● Text:
=-=-=-=-=
Thursday, December 9, 2010

Death Match

When I was growing up I dreamed of being a boxer. I loved watching boxing movies and boxing matches.  I begged my parents to buy me a punching bag and gloves one year and when they didn't I cried about it until they gave in.

I suppose the fixation began when Tyson bit Holyfield's ear.  After that incident, I was intrigued by the sport.  It carried a certain aura, a persona of manliness and strength and a confidence that I could only dream of having.  As scrawny and afraid of conflict as I was, I never really expected to become a boxer.  I knew that it was out of my league, that it was an activity better suited for men with muscles and tattoos, but I dreamed nonetheless.



Even to this day I have a certain level of respect for boxers.  Heck I even named my dog Rocky Balboa.  Really, that is his whole name.  If I could find some little boxing gloves for his collar I would get them without a second thought!  Ali, Frazier, Balboa - these are the men I respect and admire, even if they were sweaty, battered, and bloody in their finest moments.

The world of boxing is one that will always fascinate me, but that I will never be a part of.  Unless we are talking about boxing in the spiritual sense. 

Today, I find myself in a war.  A battle of monumental proportions.  A fight to the death with an enemy who is strong and fierce and relentless.  It's not Mike Tyson, or even Sonny Liston (who would undoubtedly kill me - probably even without the boxing ring).  Today my enemy is one whose weight I don't know, whose face I can't see, whose taunting I can't hear.

Sin.

Every day I find myself in a battle with this detestable thing called sin.  And often, when I am under attack, I wonder if today will be the day when it kills me, when it utterly destroys me.  I wonder if I will have the strength to overcome it.  I wonder if I am even defending myself or if I am simply taking the punches.
=-=-=-=-=
● Supplied entries:
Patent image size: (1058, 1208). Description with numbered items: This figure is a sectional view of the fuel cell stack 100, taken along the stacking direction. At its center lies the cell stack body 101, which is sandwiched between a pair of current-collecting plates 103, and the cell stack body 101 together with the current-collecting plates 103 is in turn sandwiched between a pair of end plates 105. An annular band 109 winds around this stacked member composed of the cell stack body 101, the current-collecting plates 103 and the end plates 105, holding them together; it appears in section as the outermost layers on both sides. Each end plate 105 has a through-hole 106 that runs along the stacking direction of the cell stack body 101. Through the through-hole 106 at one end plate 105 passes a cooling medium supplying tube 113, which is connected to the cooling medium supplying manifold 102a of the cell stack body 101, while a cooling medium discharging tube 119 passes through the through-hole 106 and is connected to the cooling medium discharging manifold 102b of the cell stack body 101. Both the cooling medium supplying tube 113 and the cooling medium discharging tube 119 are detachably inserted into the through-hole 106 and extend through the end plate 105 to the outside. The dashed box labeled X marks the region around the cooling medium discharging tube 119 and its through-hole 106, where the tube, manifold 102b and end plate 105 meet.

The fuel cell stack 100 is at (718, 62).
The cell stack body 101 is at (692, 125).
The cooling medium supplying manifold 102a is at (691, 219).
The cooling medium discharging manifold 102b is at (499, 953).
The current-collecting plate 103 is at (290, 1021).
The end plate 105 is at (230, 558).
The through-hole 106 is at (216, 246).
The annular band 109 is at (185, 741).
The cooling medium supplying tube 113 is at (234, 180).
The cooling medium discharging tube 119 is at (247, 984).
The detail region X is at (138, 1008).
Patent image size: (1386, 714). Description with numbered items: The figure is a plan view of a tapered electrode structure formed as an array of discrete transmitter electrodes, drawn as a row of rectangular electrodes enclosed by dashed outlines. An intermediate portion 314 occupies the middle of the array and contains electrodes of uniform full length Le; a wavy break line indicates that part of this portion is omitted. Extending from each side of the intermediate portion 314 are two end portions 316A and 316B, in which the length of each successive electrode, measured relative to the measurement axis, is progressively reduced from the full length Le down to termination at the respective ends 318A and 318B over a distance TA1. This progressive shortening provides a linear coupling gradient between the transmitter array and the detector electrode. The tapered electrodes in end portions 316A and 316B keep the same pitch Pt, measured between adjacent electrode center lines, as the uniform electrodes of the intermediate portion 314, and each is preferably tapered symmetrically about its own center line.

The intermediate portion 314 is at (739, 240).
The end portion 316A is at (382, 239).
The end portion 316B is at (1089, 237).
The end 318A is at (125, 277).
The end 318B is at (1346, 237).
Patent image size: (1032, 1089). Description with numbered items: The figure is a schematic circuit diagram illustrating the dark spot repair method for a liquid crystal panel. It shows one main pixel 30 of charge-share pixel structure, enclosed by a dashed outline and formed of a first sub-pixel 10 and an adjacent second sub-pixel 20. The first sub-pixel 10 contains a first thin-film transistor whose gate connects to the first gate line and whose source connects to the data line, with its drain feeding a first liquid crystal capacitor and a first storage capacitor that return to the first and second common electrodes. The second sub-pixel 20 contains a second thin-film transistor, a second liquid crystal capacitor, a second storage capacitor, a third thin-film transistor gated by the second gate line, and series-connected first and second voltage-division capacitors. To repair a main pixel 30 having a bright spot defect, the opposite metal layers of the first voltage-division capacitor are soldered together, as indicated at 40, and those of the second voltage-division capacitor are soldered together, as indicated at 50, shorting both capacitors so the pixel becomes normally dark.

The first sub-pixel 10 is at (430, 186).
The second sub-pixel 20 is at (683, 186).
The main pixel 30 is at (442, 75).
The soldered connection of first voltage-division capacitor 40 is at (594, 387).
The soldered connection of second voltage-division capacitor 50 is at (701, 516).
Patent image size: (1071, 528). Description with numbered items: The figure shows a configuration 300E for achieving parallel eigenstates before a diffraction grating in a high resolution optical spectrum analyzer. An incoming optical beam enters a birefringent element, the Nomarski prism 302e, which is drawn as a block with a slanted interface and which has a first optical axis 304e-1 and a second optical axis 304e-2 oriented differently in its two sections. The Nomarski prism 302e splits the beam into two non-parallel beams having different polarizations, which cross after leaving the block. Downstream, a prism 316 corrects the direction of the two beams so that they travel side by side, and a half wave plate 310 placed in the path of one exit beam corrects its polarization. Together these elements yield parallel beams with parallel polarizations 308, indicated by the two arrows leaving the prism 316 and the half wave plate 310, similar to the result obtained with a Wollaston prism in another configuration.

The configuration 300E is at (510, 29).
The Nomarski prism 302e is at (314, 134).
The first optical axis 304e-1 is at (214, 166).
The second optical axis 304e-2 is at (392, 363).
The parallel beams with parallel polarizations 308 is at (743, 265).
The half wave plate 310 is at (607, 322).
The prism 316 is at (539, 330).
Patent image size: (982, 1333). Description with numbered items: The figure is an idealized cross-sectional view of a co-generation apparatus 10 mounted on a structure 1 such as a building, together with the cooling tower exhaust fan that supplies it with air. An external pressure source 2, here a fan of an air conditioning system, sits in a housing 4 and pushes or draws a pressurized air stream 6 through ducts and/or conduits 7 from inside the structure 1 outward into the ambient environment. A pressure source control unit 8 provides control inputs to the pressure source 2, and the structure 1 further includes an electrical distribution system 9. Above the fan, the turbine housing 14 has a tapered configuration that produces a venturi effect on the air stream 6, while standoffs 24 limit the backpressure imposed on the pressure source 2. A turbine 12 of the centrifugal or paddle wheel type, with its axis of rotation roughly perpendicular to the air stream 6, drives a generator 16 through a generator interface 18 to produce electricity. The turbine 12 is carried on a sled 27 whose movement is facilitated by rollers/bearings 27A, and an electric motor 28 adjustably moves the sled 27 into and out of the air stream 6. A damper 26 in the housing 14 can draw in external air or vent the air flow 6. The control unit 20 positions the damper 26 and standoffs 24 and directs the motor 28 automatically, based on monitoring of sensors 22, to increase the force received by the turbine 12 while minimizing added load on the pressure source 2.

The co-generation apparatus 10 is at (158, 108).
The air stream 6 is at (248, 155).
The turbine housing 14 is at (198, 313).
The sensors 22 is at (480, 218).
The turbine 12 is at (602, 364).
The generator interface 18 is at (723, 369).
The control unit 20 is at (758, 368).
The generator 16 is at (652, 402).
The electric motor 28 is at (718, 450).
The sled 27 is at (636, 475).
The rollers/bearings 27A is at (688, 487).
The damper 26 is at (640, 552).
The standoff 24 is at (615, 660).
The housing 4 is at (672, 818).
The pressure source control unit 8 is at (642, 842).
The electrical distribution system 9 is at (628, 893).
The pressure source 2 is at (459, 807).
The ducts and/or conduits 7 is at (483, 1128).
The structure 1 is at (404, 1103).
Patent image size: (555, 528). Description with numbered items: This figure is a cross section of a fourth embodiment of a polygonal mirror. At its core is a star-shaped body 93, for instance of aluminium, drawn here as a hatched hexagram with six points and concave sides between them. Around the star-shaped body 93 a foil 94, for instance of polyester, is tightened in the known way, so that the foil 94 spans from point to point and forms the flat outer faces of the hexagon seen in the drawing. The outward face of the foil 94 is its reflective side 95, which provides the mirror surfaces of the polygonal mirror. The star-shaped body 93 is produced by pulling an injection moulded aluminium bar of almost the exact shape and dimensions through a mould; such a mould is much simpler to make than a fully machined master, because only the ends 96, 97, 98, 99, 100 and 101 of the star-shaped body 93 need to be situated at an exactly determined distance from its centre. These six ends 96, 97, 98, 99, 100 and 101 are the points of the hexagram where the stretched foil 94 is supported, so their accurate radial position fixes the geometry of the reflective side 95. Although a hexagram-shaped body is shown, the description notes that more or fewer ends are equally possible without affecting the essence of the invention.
=-=-=-=-=
● Jobs:
1 > Reproduce everything in the blog post on boxing and sin from "Death Match" down to "I dreamed nonetheless.".
2 > In the blog post on boxing and sin, what name did the writer give the dog?
3 > Go on with the blog post on boxing and sin, picking up after its final sentence.
The records have no connection to the blog post on boxing and sin.

● Task answers:
1 >
Death Match

When I was growing up I dreamed of being a boxer. I loved watching boxing movies and boxing matches.  I begged my parents to buy me a punching bag and gloves one year and when they didn't I cried about it until they gave in.

I suppose the fixation began when Tyson bit Holyfield's ear.  After that incident, I was intrigued by the sport.  It carried a certain aura, a persona of manliness and strength and a confidence that I could only dream of having.  As scrawny and afraid of conflict as I was, I never really expected to become a boxer.  I knew that it was out of my league, that it was an activity better suited for men with muscles and tattoos, but I dreamed nonetheless.

2 > Rocky Balboa

3 >
As a human being, born of the flesh, I have a sinful nature.  My flesh desires things that are contrary to God.  My flesh wants to sin, all the time, no matter what.  But when I was saved, I was given a new nature.  I was given a new desire - to please God, to live godly, to do good things.  I am now able to "put on the new man" and "put off the old man."  The only problem is that it doesn't always happen like that.  While sometimes I find it easy to live godly and turn away from sin, there are times when obeying Christ doesn't seem to come naturally to me, when walking in the flesh and responding in the flesh and acting in the flesh is my initial tendency.  And this is the battle.

The battle between the flesh and the spirit.

Ephesians 6 tells me that I "wrestle not against flesh and blood, but against the...world forces of this darkness..."The word "wrestle" literally refers to a hand-to-hand combat, a fight to the death.  Mortal Kombat style battle.  Like UFC on steroids. Times a hundred.  Now that is fierce. And that is what faces me every single day.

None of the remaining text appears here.